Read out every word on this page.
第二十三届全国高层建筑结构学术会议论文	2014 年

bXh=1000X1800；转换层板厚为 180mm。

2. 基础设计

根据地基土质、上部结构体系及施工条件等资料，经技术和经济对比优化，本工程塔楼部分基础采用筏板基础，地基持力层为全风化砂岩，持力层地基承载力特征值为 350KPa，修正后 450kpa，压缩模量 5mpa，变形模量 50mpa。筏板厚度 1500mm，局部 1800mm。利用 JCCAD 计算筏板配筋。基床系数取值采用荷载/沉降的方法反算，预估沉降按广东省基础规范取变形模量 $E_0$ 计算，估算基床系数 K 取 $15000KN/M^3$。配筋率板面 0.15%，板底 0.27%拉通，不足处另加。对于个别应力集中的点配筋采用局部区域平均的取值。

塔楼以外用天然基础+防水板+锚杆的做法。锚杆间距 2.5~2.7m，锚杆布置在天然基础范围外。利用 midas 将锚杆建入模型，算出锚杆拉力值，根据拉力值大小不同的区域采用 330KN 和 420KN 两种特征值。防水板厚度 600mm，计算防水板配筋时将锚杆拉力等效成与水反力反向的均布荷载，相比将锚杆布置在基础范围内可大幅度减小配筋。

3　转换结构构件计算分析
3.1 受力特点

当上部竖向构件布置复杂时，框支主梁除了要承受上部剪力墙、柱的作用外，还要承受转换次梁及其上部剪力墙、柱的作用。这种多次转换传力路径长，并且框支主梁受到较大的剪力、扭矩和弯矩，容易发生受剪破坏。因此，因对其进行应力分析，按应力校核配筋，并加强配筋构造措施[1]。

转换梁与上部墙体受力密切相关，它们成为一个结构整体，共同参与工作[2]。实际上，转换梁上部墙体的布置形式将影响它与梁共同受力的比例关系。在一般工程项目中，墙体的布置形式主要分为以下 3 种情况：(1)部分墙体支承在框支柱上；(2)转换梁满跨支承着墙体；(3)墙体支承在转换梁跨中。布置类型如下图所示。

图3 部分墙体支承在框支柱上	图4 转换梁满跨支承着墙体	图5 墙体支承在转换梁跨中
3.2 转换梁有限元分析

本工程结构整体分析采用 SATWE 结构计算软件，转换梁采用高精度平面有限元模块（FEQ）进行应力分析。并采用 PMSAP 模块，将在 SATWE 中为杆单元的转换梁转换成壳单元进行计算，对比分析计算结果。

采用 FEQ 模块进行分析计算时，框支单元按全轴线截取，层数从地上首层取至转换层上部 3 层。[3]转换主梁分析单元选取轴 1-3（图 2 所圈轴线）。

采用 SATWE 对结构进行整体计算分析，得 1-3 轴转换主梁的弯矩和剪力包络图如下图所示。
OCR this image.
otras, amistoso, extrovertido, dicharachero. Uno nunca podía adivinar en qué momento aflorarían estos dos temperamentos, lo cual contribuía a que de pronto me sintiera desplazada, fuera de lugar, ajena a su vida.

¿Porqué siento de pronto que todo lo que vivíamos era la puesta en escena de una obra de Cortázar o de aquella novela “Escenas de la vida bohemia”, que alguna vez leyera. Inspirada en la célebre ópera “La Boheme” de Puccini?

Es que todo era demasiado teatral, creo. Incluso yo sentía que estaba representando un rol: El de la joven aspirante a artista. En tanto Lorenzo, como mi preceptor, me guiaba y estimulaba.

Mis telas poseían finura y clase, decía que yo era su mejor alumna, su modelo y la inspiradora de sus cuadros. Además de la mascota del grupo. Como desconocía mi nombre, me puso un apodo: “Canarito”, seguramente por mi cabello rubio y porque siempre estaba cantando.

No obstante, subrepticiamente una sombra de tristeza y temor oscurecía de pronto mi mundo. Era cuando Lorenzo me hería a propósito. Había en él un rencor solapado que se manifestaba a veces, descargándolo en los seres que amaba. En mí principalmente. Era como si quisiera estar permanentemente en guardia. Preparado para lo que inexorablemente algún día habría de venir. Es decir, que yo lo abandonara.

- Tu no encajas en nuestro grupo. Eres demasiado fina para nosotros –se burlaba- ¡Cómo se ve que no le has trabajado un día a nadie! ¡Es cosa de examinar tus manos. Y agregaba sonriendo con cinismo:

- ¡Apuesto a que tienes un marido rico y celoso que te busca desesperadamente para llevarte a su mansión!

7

....................

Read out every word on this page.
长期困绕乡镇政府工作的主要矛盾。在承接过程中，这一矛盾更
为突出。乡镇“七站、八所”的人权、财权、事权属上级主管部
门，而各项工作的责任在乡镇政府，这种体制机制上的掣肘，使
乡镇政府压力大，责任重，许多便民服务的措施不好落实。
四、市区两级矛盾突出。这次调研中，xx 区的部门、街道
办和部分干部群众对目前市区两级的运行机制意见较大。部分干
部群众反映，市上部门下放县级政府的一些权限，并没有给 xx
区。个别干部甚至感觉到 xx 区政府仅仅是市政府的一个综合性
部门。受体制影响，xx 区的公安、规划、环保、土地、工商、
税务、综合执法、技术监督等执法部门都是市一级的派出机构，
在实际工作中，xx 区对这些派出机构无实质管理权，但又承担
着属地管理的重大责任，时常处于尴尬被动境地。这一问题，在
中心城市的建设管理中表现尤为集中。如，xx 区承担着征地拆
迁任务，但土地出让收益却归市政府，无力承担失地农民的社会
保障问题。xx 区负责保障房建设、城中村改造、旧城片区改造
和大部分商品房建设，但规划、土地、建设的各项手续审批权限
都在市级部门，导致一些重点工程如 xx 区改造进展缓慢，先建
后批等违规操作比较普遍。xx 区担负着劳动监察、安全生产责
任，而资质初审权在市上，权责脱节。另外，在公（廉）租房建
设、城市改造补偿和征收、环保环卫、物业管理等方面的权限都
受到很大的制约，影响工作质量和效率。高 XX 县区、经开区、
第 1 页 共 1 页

....................

■ WHAT TO WORK ON
Gather every line from the entries above where the word "SATWE" appears, and copy them.

■ FINISHED EXERCISE
本工程结构整体分析采用 SATWE 结构计算软件，转换梁采用高精度平面有限元模块（FEQ）进行应力分析。并采用 PMSAP 模块，将在 SATWE 中为杆单元的转换梁转换成壳单元进行计算，对比分析计算结果。
采用 SATWE 对结构进行整体计算分析，得 1-3 轴转换主梁的弯矩和剪力包络图如下图所示。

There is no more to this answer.